>> Start

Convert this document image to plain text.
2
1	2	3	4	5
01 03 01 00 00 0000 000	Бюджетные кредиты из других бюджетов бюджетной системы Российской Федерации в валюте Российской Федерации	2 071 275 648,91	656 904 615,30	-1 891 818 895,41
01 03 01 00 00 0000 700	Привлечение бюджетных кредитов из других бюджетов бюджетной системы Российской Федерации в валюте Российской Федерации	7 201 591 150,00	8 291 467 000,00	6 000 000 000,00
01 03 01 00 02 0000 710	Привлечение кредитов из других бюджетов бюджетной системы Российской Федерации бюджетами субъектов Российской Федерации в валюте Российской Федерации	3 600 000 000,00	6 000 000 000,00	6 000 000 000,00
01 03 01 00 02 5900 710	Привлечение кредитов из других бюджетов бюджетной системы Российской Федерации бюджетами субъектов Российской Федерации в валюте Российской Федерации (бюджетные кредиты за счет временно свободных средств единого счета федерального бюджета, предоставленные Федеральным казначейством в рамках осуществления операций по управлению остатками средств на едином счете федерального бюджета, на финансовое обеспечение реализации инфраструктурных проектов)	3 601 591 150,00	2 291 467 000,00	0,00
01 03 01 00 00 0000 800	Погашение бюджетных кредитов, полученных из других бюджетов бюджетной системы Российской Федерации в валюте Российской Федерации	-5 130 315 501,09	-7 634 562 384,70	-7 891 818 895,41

>> End

Would you restate each of the entries word for word?

Convert this document image to plain text.
2
1	2	3	4	5
01 03 01 00 00 0000 000	Бюджетные кредиты из других бюджетов бюджетной системы Российской Федерации в валюте Российской Федерации	2 071 275 648,91	656 904 615,30	-1 891 818 895,41
01 03 01 00 00 0000 700	Привлечение бюджетных кредитов из других бюджетов бюджетной системы Российской Федерации в валюте Российской Федерации	7 201 591 150,00	8 291 467 000,00	6 000 000 000,00
01 03 01 00 02 0000 710	Привлечение кредитов из других бюджетов бюджетной системы Российской Федерации бюджетами субъектов Российской Федерации в валюте Российской Федерации	3 600 000 000,00	6 000 000 000,00	6 000 000 000,00
01 03 01 00 02 5900 710	Привлечение кредитов из других бюджетов бюджетной системы Российской Федерации бюджетами субъектов Российской Федерации в валюте Российской Федерации (бюджетные кредиты за счет временно свободных средств единого счета федерального бюджета, предоставленные Федеральным казначейством в рамках осуществления операций по управлению остатками средств на едином счете федерального бюджета, на финансовое обеспечение реализации инфраструктурных проектов)	3 601 591 150,00	2 291 467 000,00	0,00
01 03 01 00 00 0000 800	Погашение бюджетных кредитов, полученных из других бюджетов бюджетной системы Российской Федерации в валюте Российской Федерации	-5 130 315 501,09	-7 634 562 384,70	-7 891 818 895,41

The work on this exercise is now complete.